[Job] Locate the string "ylabel" in the listing below. Copy every line where it is found.
-- BEGIN --
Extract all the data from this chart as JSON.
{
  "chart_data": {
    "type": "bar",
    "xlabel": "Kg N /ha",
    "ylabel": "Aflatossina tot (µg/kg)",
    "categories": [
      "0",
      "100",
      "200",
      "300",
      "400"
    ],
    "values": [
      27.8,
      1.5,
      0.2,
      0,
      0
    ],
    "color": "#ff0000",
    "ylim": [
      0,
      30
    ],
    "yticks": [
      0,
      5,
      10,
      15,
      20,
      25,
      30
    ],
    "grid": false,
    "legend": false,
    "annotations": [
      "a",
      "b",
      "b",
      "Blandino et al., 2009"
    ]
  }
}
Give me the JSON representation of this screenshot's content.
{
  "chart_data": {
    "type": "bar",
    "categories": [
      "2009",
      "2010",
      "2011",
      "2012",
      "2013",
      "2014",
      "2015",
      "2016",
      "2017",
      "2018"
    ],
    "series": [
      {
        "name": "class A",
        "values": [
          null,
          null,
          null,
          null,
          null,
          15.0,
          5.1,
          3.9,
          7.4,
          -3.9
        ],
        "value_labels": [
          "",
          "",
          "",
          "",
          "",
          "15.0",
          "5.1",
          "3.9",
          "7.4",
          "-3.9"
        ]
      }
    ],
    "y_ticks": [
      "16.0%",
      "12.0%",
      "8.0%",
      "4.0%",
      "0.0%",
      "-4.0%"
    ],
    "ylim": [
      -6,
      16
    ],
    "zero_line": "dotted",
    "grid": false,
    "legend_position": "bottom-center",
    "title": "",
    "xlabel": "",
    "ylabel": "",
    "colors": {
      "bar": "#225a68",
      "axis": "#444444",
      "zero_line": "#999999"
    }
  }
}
-- END --
[Solution to the exercise]
    "ylabel": "Aflatossina tot (µg/kg)",
    "ylabel": "",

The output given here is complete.